**Stated task:** Copy the items below word for word, from the first line of the items through the line containing "- sidebar-item-label: Задачи: [52, 383, 100, 399]", including both of those lines.

**Records to process:**

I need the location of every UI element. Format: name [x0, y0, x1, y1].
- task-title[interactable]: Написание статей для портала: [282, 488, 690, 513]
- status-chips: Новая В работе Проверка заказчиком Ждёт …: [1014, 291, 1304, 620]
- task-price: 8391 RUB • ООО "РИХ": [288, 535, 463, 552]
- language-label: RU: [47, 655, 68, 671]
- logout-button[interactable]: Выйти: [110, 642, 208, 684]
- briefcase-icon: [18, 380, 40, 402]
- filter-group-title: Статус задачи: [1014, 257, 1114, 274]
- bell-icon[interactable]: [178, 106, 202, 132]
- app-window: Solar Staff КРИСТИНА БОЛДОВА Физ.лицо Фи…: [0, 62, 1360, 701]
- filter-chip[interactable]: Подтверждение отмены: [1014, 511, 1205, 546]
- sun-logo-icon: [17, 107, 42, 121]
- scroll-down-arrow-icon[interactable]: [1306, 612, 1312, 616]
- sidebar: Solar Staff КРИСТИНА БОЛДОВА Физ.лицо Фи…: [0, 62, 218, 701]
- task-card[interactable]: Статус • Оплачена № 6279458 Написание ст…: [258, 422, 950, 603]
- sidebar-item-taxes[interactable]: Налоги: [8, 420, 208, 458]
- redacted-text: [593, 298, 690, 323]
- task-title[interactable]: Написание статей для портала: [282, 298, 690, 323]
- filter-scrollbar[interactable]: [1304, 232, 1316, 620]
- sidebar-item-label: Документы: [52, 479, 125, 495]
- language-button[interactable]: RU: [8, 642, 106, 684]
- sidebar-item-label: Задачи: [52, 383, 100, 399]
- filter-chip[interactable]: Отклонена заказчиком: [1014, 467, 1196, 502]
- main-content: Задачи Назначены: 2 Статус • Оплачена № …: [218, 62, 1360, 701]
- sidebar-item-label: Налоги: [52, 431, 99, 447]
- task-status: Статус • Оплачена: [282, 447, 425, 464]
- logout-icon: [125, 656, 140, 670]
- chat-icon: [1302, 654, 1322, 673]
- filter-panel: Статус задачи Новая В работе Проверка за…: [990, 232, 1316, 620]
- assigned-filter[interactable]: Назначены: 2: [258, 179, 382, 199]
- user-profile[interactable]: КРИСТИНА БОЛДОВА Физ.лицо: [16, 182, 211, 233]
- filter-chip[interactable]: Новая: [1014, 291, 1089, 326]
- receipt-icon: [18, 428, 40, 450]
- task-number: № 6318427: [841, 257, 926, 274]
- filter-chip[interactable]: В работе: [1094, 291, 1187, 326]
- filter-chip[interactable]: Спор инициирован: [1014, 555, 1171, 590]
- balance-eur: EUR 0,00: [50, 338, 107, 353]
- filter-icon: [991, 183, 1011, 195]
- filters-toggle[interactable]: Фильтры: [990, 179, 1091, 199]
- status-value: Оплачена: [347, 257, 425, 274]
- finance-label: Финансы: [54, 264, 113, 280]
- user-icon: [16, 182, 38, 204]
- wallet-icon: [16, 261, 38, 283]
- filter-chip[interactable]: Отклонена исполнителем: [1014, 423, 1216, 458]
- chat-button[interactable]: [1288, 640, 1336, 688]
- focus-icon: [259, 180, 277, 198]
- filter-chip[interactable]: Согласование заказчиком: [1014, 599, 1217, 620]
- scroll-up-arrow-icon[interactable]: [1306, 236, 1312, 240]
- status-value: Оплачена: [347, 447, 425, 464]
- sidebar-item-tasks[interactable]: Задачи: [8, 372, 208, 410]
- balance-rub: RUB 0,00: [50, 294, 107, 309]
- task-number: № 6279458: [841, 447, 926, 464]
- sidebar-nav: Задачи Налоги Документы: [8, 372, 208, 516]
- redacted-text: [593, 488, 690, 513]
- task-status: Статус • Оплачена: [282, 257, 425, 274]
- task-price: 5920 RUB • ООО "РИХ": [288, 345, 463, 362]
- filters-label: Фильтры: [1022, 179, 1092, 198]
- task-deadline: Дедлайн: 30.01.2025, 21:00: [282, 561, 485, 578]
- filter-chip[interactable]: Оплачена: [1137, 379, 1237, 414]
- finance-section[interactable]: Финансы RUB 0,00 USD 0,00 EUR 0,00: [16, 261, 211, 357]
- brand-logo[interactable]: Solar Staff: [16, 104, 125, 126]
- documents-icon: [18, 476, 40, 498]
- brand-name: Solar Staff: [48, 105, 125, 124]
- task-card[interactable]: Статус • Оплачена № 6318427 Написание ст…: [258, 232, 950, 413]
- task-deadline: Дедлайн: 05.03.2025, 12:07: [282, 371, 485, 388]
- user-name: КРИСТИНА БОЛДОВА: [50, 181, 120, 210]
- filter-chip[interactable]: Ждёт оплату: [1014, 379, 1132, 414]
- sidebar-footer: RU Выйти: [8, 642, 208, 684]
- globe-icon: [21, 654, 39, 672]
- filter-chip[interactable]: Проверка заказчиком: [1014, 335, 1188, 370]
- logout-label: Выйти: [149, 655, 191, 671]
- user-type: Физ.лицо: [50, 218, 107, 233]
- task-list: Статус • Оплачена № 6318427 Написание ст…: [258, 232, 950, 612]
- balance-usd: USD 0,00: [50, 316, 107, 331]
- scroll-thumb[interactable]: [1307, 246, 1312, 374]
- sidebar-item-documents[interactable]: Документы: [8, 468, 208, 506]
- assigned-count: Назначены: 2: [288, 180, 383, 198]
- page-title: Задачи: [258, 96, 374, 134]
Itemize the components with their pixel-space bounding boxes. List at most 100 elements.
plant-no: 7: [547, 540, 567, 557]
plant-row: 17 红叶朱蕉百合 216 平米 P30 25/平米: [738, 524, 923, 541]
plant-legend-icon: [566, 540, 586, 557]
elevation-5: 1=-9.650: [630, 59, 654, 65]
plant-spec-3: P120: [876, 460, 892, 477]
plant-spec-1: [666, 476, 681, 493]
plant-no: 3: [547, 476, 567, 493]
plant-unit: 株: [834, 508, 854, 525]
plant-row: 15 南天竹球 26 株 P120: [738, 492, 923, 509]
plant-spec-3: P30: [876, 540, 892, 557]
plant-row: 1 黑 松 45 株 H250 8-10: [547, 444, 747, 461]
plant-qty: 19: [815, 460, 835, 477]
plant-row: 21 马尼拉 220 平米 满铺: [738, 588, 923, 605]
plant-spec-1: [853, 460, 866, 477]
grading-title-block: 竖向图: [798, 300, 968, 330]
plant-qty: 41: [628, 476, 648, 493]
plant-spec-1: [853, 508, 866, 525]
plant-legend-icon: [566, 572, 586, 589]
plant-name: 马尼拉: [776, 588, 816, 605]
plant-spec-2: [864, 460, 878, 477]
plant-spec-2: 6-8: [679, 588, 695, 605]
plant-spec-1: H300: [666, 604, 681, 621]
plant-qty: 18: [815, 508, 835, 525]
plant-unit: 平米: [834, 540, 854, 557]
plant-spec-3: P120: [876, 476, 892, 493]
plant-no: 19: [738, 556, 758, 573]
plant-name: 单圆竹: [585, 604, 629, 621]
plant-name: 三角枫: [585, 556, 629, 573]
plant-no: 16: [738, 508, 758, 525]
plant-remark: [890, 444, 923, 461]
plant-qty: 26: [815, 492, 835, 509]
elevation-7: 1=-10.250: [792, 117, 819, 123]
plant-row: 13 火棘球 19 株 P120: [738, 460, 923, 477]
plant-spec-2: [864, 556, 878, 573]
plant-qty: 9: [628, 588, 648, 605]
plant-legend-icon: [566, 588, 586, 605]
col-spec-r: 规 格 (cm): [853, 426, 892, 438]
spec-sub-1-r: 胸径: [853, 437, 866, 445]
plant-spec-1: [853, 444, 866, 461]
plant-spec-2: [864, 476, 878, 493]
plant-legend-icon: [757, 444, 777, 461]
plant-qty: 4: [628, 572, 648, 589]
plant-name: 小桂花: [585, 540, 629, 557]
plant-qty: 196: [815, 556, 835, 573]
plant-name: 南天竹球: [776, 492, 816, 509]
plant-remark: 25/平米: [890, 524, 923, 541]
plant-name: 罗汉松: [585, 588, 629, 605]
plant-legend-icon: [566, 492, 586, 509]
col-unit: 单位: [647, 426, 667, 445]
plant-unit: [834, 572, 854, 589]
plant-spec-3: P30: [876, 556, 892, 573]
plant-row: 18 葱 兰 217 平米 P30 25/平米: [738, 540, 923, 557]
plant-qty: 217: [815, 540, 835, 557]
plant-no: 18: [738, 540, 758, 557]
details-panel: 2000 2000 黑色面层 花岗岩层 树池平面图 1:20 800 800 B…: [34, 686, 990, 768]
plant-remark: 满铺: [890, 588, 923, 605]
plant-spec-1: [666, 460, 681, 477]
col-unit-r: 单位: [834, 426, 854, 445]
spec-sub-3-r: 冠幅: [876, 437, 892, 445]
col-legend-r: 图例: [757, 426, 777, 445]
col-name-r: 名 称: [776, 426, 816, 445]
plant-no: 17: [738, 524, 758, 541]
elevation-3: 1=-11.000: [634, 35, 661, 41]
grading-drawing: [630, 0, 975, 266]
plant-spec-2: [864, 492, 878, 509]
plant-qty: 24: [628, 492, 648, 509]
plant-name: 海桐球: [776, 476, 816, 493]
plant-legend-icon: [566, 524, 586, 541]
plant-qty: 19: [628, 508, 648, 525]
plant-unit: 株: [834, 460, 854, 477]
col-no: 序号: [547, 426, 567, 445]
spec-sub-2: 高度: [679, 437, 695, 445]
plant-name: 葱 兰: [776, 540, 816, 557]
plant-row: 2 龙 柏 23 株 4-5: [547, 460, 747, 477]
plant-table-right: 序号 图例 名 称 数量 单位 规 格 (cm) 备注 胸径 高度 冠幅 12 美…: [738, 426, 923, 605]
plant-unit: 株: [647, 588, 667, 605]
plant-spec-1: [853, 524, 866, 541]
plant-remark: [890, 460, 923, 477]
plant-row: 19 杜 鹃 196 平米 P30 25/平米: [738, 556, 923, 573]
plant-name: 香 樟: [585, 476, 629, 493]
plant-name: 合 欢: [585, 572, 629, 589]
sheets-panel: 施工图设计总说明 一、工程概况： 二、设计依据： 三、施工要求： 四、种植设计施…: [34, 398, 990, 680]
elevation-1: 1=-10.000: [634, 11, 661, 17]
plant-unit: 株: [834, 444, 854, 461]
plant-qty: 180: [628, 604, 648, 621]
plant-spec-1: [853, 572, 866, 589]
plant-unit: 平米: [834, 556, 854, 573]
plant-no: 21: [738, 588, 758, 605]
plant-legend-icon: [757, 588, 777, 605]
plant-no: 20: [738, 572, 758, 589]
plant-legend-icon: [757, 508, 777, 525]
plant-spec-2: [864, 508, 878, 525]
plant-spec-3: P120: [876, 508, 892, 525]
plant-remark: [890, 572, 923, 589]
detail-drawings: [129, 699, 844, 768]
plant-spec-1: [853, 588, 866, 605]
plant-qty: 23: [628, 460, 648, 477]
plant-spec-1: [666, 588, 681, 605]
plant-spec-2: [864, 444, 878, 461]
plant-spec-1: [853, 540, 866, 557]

**Output:**
I need the location of every UI element. Format: name [x0, y0, x1, y1].
- task-title[interactable]: Написание статей для портала: [282, 488, 690, 513]
- status-chips: Новая В работе Проверка заказчиком Ждёт …: [1014, 291, 1304, 620]
- task-price: 8391 RUB • ООО "РИХ": [288, 535, 463, 552]
- language-label: RU: [47, 655, 68, 671]
- logout-button[interactable]: Выйти: [110, 642, 208, 684]
- briefcase-icon: [18, 380, 40, 402]
- filter-group-title: Статус задачи: [1014, 257, 1114, 274]
- bell-icon[interactable]: [178, 106, 202, 132]
- app-window: Solar Staff КРИСТИНА БОЛДОВА Физ.лицо Фи…: [0, 62, 1360, 701]
- filter-chip[interactable]: Подтверждение отмены: [1014, 511, 1205, 546]
- sun-logo-icon: [17, 107, 42, 121]
- scroll-down-arrow-icon[interactable]: [1306, 612, 1312, 616]
- sidebar: Solar Staff КРИСТИНА БОЛДОВА Физ.лицо Фи…: [0, 62, 218, 701]
- task-card[interactable]: Статус • Оплачена № 6279458 Написание ст…: [258, 422, 950, 603]
- sidebar-item-taxes[interactable]: Налоги: [8, 420, 208, 458]
- redacted-text: [593, 298, 690, 323]
- task-title[interactable]: Написание статей для портала: [282, 298, 690, 323]
- filter-scrollbar[interactable]: [1304, 232, 1316, 620]
- sidebar-item-label: Документы: [52, 479, 125, 495]
- language-button[interactable]: RU: [8, 642, 106, 684]
- sidebar-item-label: Задачи: [52, 383, 100, 399]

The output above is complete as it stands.